◆ **SET EXERCISE**:
Check each line of the material. Copy those containing "Queen".

Collected data:
--- START ---
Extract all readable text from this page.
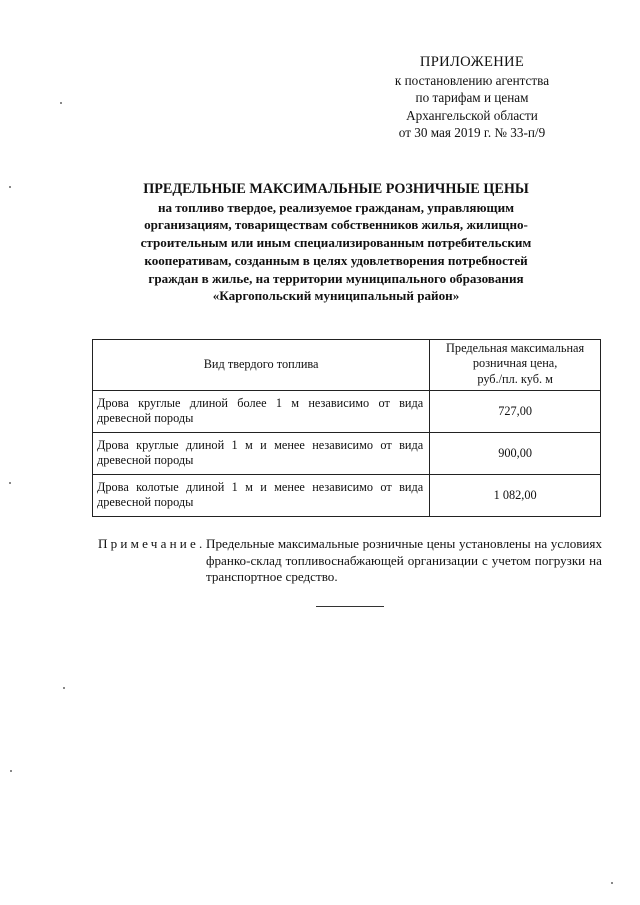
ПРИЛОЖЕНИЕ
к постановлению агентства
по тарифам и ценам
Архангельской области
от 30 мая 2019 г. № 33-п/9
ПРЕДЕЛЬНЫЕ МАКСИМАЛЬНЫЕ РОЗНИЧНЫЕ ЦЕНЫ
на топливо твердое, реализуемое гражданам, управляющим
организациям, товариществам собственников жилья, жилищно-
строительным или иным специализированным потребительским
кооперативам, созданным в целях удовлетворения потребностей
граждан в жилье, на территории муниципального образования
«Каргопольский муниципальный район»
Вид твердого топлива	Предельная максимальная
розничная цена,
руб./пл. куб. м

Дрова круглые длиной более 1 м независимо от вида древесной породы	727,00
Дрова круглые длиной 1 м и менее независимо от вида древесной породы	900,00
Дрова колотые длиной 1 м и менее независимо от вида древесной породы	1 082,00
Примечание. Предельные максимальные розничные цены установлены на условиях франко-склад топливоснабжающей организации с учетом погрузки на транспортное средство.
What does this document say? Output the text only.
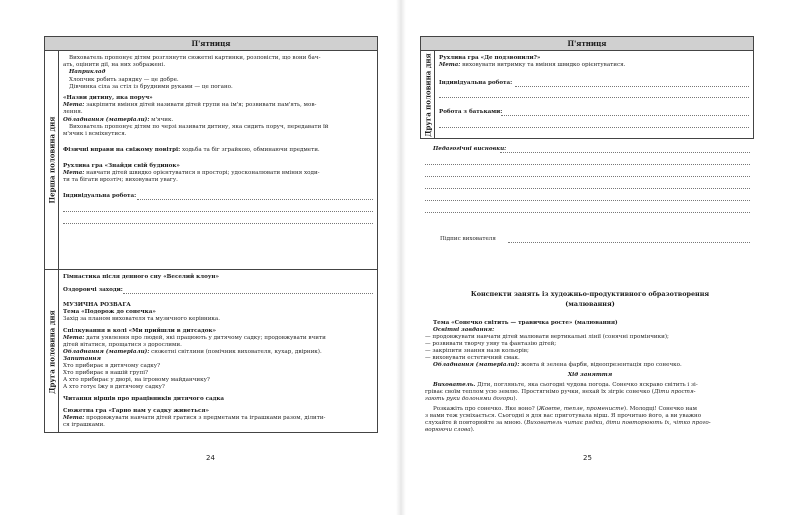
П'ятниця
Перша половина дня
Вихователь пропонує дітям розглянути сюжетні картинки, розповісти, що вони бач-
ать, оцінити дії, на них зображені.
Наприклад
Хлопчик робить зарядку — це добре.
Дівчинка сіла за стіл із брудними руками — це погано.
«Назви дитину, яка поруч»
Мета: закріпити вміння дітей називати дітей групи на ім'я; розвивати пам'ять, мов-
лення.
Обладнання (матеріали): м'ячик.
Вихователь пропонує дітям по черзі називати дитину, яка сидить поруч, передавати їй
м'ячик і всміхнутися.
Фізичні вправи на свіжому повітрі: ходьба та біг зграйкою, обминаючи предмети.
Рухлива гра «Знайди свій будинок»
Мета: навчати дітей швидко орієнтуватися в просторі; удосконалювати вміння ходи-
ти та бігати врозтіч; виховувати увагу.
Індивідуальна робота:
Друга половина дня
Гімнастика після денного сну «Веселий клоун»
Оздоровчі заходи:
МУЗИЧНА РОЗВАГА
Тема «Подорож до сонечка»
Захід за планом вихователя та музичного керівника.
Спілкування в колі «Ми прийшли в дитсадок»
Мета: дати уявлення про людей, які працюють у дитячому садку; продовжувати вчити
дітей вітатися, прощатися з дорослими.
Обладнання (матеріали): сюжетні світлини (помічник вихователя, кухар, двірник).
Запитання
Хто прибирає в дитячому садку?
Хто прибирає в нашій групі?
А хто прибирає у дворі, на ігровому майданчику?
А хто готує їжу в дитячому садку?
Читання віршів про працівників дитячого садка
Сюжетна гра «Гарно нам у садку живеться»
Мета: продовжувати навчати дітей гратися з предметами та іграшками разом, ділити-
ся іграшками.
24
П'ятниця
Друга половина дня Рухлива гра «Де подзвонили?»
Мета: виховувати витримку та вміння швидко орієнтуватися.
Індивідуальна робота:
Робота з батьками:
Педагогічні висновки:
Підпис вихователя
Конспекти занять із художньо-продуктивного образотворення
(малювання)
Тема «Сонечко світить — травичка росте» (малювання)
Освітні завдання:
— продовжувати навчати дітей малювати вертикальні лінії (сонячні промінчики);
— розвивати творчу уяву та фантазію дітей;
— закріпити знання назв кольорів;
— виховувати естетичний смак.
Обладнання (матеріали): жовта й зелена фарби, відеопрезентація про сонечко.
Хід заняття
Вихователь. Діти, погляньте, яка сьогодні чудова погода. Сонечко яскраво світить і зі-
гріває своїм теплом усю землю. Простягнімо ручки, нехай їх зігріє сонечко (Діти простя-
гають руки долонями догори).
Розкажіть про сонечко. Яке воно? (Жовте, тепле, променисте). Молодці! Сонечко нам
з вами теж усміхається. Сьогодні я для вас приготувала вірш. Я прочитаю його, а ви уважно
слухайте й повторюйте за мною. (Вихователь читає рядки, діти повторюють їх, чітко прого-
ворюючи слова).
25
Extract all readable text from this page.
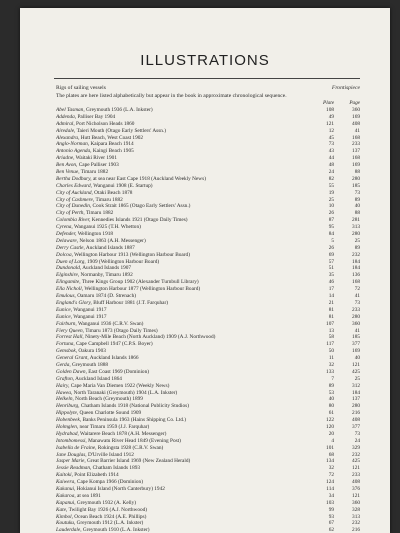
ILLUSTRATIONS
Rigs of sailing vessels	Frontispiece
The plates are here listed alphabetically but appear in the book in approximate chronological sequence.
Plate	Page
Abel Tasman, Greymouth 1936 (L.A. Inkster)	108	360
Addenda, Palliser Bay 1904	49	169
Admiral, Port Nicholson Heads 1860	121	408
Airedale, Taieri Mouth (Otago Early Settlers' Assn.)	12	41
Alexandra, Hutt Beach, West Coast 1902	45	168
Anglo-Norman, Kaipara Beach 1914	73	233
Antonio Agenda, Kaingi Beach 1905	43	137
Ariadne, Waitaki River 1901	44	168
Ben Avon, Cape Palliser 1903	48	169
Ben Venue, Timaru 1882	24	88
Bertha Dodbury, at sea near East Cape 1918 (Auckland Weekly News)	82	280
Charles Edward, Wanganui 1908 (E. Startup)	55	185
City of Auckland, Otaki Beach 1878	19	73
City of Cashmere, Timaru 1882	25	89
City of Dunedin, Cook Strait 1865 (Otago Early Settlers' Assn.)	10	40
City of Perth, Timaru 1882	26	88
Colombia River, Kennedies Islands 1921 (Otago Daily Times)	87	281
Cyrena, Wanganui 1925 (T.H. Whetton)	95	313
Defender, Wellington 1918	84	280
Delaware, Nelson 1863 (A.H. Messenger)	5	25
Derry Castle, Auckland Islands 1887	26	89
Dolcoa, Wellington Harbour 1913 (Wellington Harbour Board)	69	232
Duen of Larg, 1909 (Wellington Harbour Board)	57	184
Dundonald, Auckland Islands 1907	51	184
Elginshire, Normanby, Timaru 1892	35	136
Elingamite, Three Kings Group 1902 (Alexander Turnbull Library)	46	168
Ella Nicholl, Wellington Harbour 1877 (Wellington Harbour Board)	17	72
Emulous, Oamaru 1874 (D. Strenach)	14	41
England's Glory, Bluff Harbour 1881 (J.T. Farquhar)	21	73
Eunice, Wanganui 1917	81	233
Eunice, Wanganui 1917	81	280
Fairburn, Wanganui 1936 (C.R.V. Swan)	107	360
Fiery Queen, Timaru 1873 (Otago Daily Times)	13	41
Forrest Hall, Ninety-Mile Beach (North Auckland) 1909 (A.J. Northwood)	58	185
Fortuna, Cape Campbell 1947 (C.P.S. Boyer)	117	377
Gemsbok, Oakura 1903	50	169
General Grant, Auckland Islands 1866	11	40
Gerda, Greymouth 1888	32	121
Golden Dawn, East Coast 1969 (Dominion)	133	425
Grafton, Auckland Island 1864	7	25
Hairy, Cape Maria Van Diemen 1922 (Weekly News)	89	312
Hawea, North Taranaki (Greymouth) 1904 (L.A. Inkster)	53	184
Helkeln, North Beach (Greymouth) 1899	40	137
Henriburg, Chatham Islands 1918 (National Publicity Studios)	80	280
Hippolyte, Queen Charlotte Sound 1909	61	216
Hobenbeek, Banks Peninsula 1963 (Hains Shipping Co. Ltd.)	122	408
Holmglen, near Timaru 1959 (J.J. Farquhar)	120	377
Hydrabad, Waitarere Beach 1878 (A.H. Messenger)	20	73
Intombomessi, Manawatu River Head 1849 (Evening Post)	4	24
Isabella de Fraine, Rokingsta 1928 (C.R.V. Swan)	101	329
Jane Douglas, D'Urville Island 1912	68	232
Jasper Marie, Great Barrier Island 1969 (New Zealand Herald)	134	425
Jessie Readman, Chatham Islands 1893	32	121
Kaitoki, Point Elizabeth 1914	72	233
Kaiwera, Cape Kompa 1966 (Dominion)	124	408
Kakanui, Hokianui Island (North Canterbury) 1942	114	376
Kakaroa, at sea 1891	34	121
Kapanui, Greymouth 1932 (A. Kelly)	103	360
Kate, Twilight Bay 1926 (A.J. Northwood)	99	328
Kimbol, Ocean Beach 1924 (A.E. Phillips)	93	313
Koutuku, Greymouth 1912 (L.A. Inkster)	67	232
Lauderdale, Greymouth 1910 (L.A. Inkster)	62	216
--- END ---
--- START ---
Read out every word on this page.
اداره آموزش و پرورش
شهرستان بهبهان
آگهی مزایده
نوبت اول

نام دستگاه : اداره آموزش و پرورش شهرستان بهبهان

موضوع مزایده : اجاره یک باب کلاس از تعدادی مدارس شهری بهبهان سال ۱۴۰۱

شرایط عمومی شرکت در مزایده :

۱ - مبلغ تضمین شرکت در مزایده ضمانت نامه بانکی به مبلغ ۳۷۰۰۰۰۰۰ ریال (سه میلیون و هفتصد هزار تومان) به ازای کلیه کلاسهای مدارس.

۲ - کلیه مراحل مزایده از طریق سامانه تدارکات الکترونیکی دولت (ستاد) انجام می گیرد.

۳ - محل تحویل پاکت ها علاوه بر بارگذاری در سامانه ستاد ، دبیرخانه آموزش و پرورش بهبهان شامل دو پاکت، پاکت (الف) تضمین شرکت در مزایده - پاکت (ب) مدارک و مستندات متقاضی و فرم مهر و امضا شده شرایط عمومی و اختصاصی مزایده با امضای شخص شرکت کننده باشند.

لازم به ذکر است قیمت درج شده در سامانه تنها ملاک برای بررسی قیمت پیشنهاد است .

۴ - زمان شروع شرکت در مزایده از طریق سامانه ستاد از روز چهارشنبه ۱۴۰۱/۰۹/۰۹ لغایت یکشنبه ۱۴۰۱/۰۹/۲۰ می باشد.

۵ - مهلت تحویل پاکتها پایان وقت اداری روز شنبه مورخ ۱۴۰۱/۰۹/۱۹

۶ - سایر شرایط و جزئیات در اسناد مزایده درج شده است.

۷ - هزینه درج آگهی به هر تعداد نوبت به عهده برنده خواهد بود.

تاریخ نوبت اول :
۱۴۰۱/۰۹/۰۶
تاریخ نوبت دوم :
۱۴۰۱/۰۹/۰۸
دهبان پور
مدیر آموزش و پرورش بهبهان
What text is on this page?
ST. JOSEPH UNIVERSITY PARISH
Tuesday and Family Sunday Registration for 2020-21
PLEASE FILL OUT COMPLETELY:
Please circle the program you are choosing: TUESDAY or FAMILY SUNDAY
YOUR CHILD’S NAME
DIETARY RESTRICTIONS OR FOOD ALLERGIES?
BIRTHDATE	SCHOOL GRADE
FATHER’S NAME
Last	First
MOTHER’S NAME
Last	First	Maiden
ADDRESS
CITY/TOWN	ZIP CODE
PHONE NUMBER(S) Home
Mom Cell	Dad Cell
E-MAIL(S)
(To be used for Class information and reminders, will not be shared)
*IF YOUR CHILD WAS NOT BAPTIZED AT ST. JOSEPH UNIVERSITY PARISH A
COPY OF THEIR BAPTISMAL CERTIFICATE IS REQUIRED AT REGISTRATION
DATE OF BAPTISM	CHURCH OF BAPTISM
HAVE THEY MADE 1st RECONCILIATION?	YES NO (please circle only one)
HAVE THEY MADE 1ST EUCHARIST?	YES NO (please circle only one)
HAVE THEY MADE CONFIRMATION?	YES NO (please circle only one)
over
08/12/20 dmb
--- END ---
--- START ---
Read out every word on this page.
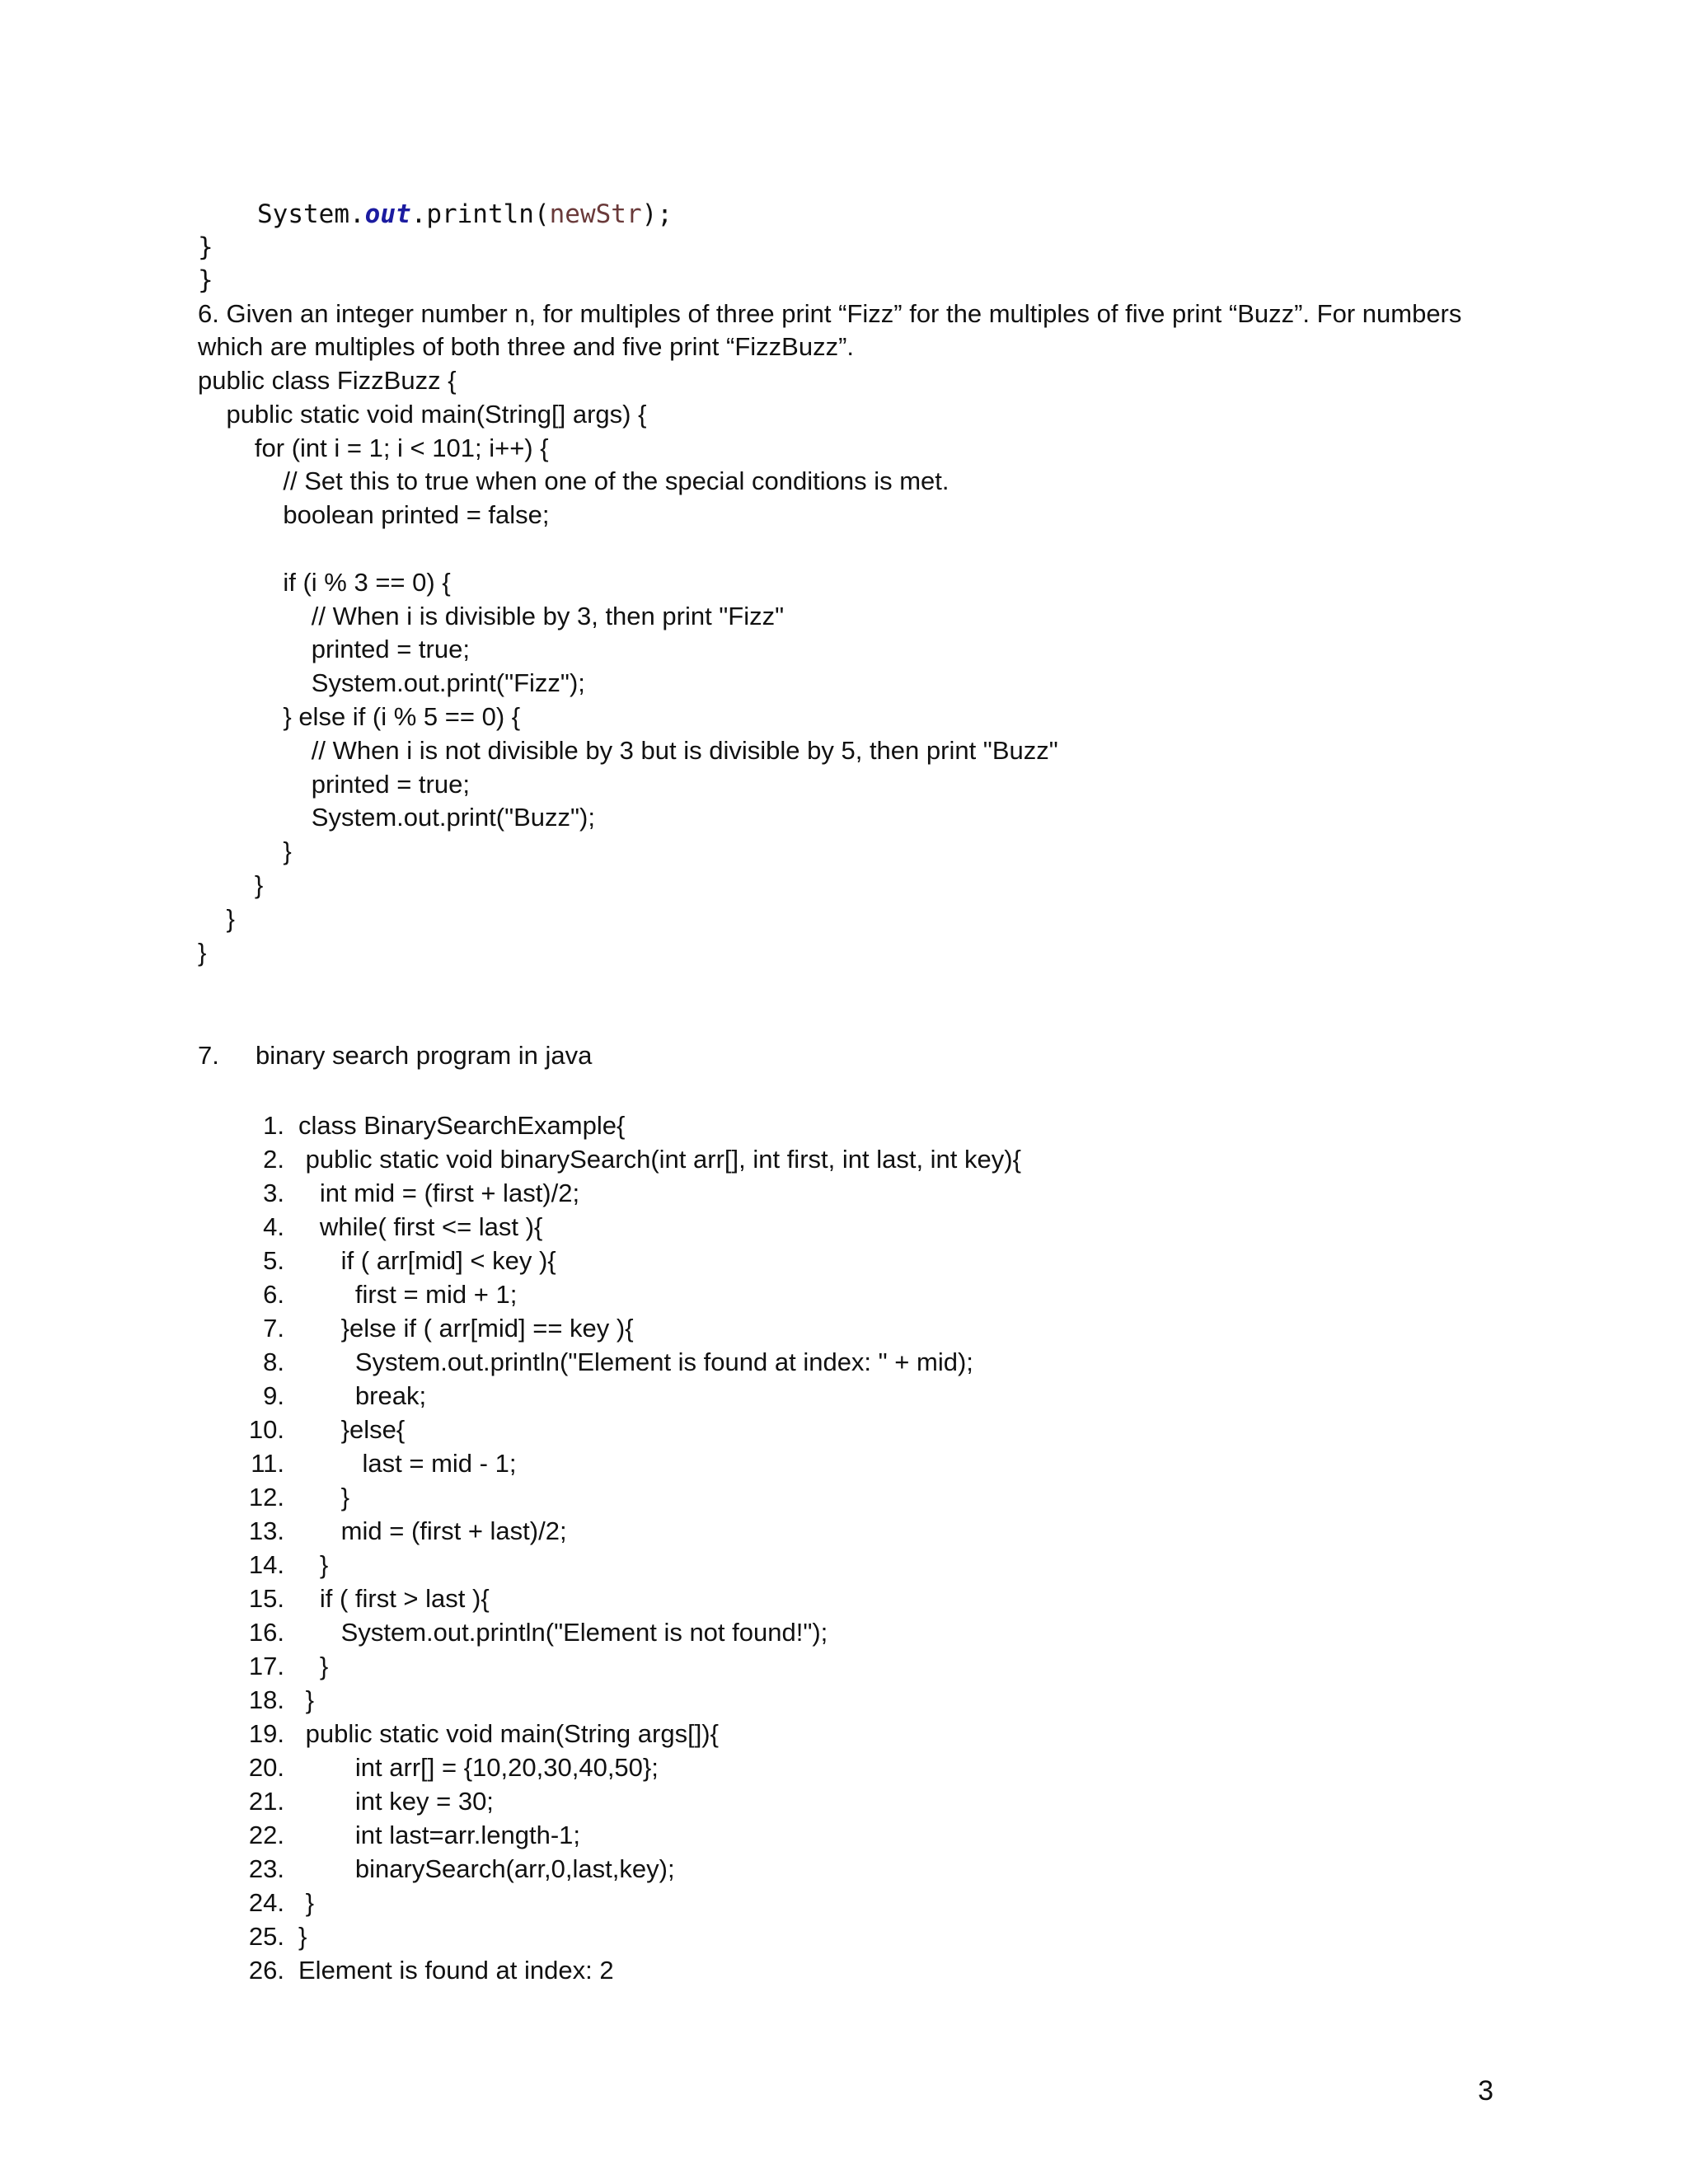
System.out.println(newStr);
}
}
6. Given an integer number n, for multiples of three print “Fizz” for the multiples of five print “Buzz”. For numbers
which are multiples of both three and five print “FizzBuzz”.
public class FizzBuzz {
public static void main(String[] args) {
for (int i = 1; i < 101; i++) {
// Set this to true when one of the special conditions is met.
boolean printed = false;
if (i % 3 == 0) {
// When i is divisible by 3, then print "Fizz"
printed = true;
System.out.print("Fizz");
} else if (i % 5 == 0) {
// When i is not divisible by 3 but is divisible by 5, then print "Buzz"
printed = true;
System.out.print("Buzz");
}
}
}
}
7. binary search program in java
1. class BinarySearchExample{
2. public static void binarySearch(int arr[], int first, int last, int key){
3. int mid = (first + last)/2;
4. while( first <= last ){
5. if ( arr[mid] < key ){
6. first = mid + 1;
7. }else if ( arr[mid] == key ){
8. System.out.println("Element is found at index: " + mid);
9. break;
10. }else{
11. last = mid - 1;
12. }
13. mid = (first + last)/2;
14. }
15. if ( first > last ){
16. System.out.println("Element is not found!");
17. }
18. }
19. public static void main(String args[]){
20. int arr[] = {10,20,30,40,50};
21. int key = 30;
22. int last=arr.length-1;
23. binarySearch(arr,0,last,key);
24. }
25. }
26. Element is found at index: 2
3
--- END ---
◆ **WRITTEN SOLUTION**:
Fiery Queen, Timaru 1873 (Otago Daily Times)	13	41
Hippolyte, Queen Charlotte Sound 1909	61	216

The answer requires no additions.